Dataset entries:
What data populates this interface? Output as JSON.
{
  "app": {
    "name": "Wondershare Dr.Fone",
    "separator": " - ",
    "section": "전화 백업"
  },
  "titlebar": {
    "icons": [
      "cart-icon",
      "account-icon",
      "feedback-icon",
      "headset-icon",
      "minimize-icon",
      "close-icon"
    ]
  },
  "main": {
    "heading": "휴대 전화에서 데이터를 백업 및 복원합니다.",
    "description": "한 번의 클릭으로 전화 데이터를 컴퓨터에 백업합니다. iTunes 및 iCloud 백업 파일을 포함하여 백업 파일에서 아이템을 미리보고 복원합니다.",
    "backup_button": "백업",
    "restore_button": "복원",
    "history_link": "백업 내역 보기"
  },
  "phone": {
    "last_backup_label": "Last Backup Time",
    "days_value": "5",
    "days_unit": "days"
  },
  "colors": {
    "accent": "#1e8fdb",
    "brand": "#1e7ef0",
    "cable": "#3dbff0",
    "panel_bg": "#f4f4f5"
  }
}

Work to be completed: Copy every line of the listing that includes the string "데이터를".

Full output:
    "heading": "휴대 전화에서 데이터를 백업 및 복원합니다.",
    "description": "한 번의 클릭으로 전화 데이터를 컴퓨터에 백업합니다. iTunes 및 iCloud 백업 파일을 포함하여 백업 파일에서 아이템을 미리보고 복원합니다.",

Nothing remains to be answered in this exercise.